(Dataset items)
-------

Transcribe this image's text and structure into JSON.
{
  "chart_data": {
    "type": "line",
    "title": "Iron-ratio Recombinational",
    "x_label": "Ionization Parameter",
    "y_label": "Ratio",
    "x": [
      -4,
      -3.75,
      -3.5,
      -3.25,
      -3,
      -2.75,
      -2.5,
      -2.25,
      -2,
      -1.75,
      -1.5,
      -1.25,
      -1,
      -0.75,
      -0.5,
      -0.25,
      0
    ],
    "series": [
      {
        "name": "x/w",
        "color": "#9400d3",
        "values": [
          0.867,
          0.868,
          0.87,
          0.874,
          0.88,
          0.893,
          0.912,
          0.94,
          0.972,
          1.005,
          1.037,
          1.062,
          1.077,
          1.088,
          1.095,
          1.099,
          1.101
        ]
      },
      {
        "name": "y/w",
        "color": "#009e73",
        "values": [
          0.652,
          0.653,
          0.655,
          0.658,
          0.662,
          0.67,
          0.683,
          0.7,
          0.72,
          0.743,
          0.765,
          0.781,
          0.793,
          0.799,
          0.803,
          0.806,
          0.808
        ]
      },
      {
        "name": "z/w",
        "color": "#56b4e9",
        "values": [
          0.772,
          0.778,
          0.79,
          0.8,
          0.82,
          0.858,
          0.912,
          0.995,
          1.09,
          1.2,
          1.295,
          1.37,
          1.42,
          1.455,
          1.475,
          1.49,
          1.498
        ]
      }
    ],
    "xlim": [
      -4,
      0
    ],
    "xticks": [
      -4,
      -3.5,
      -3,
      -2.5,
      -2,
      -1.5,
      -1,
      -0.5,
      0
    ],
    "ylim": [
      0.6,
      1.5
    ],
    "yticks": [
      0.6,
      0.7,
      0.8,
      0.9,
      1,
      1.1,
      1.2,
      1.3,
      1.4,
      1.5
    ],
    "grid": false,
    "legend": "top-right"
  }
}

-------

Every entry needs to be retyped exactly.

Transcribe this image's text and structure into JSON.
{
  "chart_data": {
    "type": "line",
    "title": "Iron-ratio Recombinational",
    "x_label": "Ionization Parameter",
    "y_label": "Ratio",
    "x": [
      -4,
      -3.75,
      -3.5,
      -3.25,
      -3,
      -2.75,
      -2.5,
      -2.25,
      -2,
      -1.75,
      -1.5,
      -1.25,
      -1,
      -0.75,
      -0.5,
      -0.25,
      0
    ],
    "series": [
      {
        "name": "x/w",
        "color": "#9400d3",
        "values": [
          0.867,
          0.868,
          0.87,
          0.874,
          0.88,
          0.893,
          0.912,
          0.94,
          0.972,
          1.005,
          1.037,
          1.062,
          1.077,
          1.088,
          1.095,
          1.099,
          1.101
        ]
      },
      {
        "name": "y/w",
        "color": "#009e73",
        "values": [
          0.652,
          0.653,
          0.655,
          0.658,
          0.662,
          0.67,
          0.683,
          0.7,
          0.72,
          0.743,
          0.765,
          0.781,
          0.793,
          0.799,
          0.803,
          0.806,
          0.808
        ]
      },
      {
        "name": "z/w",
        "color": "#56b4e9",
        "values": [
          0.772,
          0.778,
          0.79,
          0.8,
          0.82,
          0.858,
          0.912,
          0.995,
          1.09,
          1.2,
          1.295,
          1.37,
          1.42,
          1.455,
          1.475,
          1.49,
          1.498
        ]
      }
    ],
    "xlim": [
      -4,
      0
    ],
    "xticks": [
      -4,
      -3.5,
      -3,
      -2.5,
      -2,
      -1.5,
      -1,
      -0.5,
      0
    ],
    "ylim": [
      0.6,
      1.5
    ],
    "yticks": [
      0.6,
      0.7,
      0.8,
      0.9,
      1,
      1.1,
      1.2,
      1.3,
      1.4,
      1.5
    ],
    "grid": false,
    "legend": "top-right"
  }
}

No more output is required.